> Brief:
Extract the entire excerpt on the adverse credibility determination below, copying every word and mark without change.

> Provided text:

Although the substantial evidence standard leaves fact-finding to the agency, “it does not permit an appellate court to defer to unreasoned rulings, or those based on legal error, faulty analysis, or misreadings of the record.” . . . Credibility determinations that are based on the [immigration judge’s] analysis of testimony, as opposed to demeanor, are granted less deference.

482 F.3d 122, 127 (2d Cir. 2007) (citations omitted); see also id. (“Notably, when the outcome of an asylum application `rises and falls purely on an [immigration judge’s] credibility finding, courts have been particularly concerned that the decisionmaker carefully detail the reasoning leading to the adverse finding.'”) (citation omitted).[3]

B. Adverse Credibility Determination

1. Cojocari’s Testimony

The immigration judge found both that Cojocari’s testimony was not credible and that he failed to provide sufficient documentary evidence to corroborate his testimony. The Board discerned “no error in the Immigration Judge’s adverse credibility finding” and agreed with the judge that the “documentary evidence submitted by [Cojocari] was insufficient to rehabilitate his incredible testimony.” Yet of the various “inconsistencies” cited by the immigration judge, most are so trivial or benign that they cast no reasonable suspicion on the substance of Cojocari’s testimony. Others are not true inconsistencies at all.

[Stored data entries]
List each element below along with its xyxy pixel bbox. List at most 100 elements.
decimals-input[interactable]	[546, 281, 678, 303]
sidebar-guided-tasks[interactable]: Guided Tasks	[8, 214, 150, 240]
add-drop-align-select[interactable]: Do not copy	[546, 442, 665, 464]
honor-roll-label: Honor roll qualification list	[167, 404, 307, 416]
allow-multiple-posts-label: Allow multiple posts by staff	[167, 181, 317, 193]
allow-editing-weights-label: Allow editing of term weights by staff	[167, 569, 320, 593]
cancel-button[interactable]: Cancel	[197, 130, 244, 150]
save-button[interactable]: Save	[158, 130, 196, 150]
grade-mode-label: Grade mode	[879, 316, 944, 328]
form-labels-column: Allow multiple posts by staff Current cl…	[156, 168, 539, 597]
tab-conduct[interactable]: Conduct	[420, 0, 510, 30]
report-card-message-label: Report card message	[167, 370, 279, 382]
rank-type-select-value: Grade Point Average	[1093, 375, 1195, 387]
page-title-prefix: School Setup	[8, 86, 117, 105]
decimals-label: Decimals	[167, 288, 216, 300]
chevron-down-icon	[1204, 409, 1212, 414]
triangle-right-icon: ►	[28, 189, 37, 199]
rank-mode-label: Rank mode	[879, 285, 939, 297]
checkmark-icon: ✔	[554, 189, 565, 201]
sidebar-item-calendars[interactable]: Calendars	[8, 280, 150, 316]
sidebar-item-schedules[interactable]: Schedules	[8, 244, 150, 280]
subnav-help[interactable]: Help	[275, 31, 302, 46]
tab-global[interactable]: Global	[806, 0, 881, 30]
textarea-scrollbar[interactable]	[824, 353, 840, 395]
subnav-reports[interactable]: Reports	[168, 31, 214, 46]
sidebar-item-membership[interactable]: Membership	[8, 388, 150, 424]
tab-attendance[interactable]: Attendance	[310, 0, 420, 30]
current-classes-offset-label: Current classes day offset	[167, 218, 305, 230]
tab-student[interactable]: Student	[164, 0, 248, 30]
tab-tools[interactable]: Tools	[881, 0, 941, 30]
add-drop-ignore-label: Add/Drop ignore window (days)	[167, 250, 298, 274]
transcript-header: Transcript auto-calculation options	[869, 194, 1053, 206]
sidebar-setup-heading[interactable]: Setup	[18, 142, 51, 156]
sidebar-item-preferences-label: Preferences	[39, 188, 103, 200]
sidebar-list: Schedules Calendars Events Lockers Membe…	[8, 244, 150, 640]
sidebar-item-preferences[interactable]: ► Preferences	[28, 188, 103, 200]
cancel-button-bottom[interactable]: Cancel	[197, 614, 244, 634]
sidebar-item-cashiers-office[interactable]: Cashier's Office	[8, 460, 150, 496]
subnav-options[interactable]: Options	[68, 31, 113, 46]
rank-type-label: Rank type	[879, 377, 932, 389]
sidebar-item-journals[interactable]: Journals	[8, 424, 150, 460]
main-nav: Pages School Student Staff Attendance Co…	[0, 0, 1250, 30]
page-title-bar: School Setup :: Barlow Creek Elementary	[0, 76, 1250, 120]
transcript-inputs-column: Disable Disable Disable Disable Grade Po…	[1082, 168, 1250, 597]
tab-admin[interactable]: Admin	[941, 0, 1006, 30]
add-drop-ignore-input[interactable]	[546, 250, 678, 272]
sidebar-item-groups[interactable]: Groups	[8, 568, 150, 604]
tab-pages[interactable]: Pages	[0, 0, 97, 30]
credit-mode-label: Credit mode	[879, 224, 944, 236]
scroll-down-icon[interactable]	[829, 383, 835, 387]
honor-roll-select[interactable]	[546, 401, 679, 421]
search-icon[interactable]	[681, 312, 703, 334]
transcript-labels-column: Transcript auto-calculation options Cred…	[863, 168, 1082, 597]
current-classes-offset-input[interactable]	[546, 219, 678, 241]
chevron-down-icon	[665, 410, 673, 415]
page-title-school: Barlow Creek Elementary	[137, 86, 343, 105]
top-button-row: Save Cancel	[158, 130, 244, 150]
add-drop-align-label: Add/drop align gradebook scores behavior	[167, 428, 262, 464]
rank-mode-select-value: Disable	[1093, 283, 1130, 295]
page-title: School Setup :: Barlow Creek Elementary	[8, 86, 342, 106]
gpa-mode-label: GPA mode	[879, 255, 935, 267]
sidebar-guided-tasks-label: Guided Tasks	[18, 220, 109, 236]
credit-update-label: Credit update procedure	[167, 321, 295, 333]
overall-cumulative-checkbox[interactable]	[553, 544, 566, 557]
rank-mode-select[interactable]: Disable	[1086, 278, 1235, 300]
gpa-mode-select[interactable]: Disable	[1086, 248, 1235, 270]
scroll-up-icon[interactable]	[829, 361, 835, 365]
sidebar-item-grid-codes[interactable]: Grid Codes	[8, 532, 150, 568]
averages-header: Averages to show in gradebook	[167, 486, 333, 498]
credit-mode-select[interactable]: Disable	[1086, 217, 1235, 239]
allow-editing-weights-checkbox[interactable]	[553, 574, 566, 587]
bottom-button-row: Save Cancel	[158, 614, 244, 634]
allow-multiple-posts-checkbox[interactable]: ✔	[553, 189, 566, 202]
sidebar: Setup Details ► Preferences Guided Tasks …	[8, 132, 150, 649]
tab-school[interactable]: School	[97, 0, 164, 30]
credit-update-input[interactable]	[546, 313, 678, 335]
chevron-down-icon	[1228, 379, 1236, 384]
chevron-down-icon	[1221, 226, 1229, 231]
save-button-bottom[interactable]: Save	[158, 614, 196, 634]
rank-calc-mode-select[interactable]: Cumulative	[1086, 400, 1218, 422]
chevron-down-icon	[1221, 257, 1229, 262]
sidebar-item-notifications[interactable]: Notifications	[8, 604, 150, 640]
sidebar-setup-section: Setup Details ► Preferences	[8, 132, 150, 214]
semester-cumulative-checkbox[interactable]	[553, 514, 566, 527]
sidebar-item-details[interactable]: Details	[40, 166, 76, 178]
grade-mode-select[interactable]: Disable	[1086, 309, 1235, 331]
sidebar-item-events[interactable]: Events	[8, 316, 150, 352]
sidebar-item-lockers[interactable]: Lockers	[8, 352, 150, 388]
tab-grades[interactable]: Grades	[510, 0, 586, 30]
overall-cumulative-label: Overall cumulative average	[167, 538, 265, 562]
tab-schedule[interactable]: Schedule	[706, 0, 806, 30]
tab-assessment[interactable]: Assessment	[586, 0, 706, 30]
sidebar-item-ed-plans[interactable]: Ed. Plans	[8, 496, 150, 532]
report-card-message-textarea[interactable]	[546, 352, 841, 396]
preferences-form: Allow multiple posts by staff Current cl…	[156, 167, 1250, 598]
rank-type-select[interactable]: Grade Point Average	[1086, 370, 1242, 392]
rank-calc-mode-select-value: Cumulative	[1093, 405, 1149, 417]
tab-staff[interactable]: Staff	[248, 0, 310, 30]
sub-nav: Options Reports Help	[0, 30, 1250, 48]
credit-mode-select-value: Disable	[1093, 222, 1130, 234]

> Exercise result:
Although the substantial evidence standard leaves fact-finding to the agency, “it does not permit an appellate court to defer to unreasoned rulings, or those based on legal error, faulty analysis, or misreadings of the record.” . . . Credibility determinations that are based on the [immigration judge’s] analysis of testimony, as opposed to demeanor, are granted less deference.

482 F.3d 122, 127 (2d Cir. 2007) (citations omitted); see also id. (“Notably, when the outcome of an asylum application `rises and falls purely on an [immigration judge’s] credibility finding, courts have been particularly concerned that the decisionmaker carefully detail the reasoning leading to the adverse finding.'”) (citation omitted).[3]

B. Adverse Credibility Determination

1. Cojocari’s Testimony

The immigration judge found both that Cojocari’s testimony was not credible and that he failed to provide sufficient documentary evidence to corroborate his testimony. The Board discerned “no error in the Immigration Judge’s adverse credibility finding” and agreed with the judge that the “documentary evidence submitted by [Cojocari] was insufficient to rehabilitate his incredible testimony.” Yet of the various “inconsistencies” cited by the immigration judge, most are so trivial or benign that they cast no reasonable suspicion on the substance of Cojocari’s testimony. Others are not true inconsistencies at all.